* Exercise instructions: Copy out each line exactly; pictures stay out of the copy.

Items from a figure collection:
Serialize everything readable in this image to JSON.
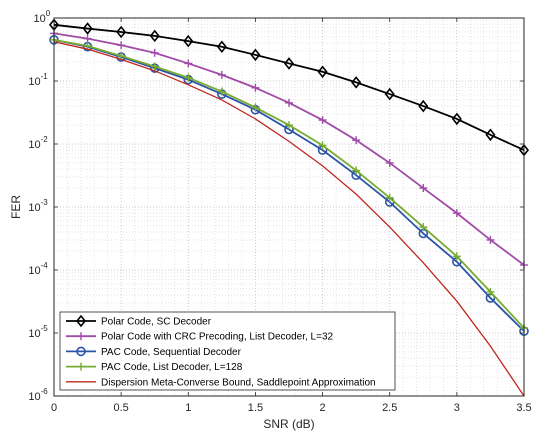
{
  "chart_data": {
    "type": "line",
    "xlabel": "SNR (dB)",
    "ylabel": "FER",
    "xlim": [
      0,
      3.5
    ],
    "ylim": [
      1e-06,
      1
    ],
    "yscale": "log",
    "grid": "on (major and minor, dotted)",
    "legend_position": "bottom-left",
    "x_ticks": [
      "0",
      "0.5",
      "1",
      "1.5",
      "2",
      "2.5",
      "3",
      "3.5"
    ],
    "y_ticks": [
      {
        "base": "10",
        "exp": "0"
      },
      {
        "base": "10",
        "exp": "-1"
      },
      {
        "base": "10",
        "exp": "-2"
      },
      {
        "base": "10",
        "exp": "-3"
      },
      {
        "base": "10",
        "exp": "-4"
      },
      {
        "base": "10",
        "exp": "-5"
      },
      {
        "base": "10",
        "exp": "-6"
      }
    ],
    "x": [
      0,
      0.25,
      0.5,
      0.75,
      1,
      1.25,
      1.5,
      1.75,
      2,
      2.25,
      2.5,
      2.75,
      3,
      3.25,
      3.5
    ],
    "series": [
      {
        "name": "Polar Code, SC Decoder",
        "color": "#000000",
        "marker": "diamond",
        "values": [
          0.78,
          0.68,
          0.6,
          0.52,
          0.43,
          0.35,
          0.26,
          0.19,
          0.14,
          0.095,
          0.062,
          0.04,
          0.025,
          0.014,
          0.008
        ]
      },
      {
        "name": "Polar Code with CRC Precoding, List Decoder, L=32",
        "color": "#a04ba8",
        "marker": "plus",
        "values": [
          0.57,
          0.47,
          0.37,
          0.28,
          0.19,
          0.125,
          0.078,
          0.045,
          0.024,
          0.0115,
          0.005,
          0.002,
          0.0008,
          0.0003,
          0.00012
        ]
      },
      {
        "name": "PAC Code, Sequential Decoder",
        "color": "#2b54a8",
        "marker": "circle",
        "values": [
          0.45,
          0.35,
          0.24,
          0.16,
          0.105,
          0.062,
          0.035,
          0.017,
          0.008,
          0.0032,
          0.0012,
          0.00038,
          0.000135,
          3.6e-05,
          1.07e-05
        ]
      },
      {
        "name": "PAC Code, List Decoder, L=128",
        "color": "#77ac30",
        "marker": "plus",
        "values": [
          0.45,
          0.36,
          0.25,
          0.17,
          0.113,
          0.068,
          0.038,
          0.02,
          0.0095,
          0.0038,
          0.0014,
          0.00048,
          0.000165,
          4.5e-05,
          1.2e-05
        ]
      },
      {
        "name": "Dispersion Meta-Converse Bound, Saddlepoint Approximation",
        "color": "#c0281e",
        "marker": "none",
        "values": [
          0.42,
          0.32,
          0.22,
          0.145,
          0.087,
          0.05,
          0.025,
          0.011,
          0.0045,
          0.0016,
          0.00048,
          0.00013,
          3.2e-05,
          6.2e-06,
          1e-06
        ]
      }
    ]
  }
}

* Response to this task:
Serialize everything readable in this image to JSON.
{
  "chart_data": {
    "type": "line",
    "xlabel": "SNR (dB)",
    "ylabel": "FER",
    "xlim": [
      0,
      3.5
    ],
    "ylim": [
      1e-06,
      1
    ],
    "yscale": "log",
    "grid": "on (major and minor, dotted)",
    "legend_position": "bottom-left",
    "x_ticks": [
      "0",
      "0.5",
      "1",
      "1.5",
      "2",
      "2.5",
      "3",
      "3.5"
    ],
    "y_ticks": [
      {
        "base": "10",
        "exp": "0"
      },
      {
        "base": "10",
        "exp": "-1"
      },
      {
        "base": "10",
        "exp": "-2"
      },
      {
        "base": "10",
        "exp": "-3"
      },
      {
        "base": "10",
        "exp": "-4"
      },
      {
        "base": "10",
        "exp": "-5"
      },
      {
        "base": "10",
        "exp": "-6"
      }
    ],
    "x": [
      0,
      0.25,
      0.5,
      0.75,
      1,
      1.25,
      1.5,
      1.75,
      2,
      2.25,
      2.5,
      2.75,
      3,
      3.25,
      3.5
    ],
    "series": [
      {
        "name": "Polar Code, SC Decoder",
        "color": "#000000",
        "marker": "diamond",
        "values": [
          0.78,
          0.68,
          0.6,
          0.52,
          0.43,
          0.35,
          0.26,
          0.19,
          0.14,
          0.095,
          0.062,
          0.04,
          0.025,
          0.014,
          0.008
        ]
      },
      {
        "name": "Polar Code with CRC Precoding, List Decoder, L=32",
        "color": "#a04ba8",
        "marker": "plus",
        "values": [
          0.57,
          0.47,
          0.37,
          0.28,
          0.19,
          0.125,
          0.078,
          0.045,
          0.024,
          0.0115,
          0.005,
          0.002,
          0.0008,
          0.0003,
          0.00012
        ]
      },
      {
        "name": "PAC Code, Sequential Decoder",
        "color": "#2b54a8",
        "marker": "circle",
        "values": [
          0.45,
          0.35,
          0.24,
          0.16,
          0.105,
          0.062,
          0.035,
          0.017,
          0.008,
          0.0032,
          0.0012,
          0.00038,
          0.000135,
          3.6e-05,
          1.07e-05
        ]
      },
      {
        "name": "PAC Code, List Decoder, L=128",
        "color": "#77ac30",
        "marker": "plus",
        "values": [
          0.45,
          0.36,
          0.25,
          0.17,
          0.113,
          0.068,
          0.038,
          0.02,
          0.0095,
          0.0038,
          0.0014,
          0.00048,
          0.000165,
          4.5e-05,
          1.2e-05
        ]
      },
      {
        "name": "Dispersion Meta-Converse Bound, Saddlepoint Approximation",
        "color": "#c0281e",
        "marker": "none",
        "values": [
          0.42,
          0.32,
          0.22,
          0.145,
          0.087,
          0.05,
          0.025,
          0.011,
          0.0045,
          0.0016,
          0.00048,
          0.00013,
          3.2e-05,
          6.2e-06,
          1e-06
        ]
      }
    ]
  }
}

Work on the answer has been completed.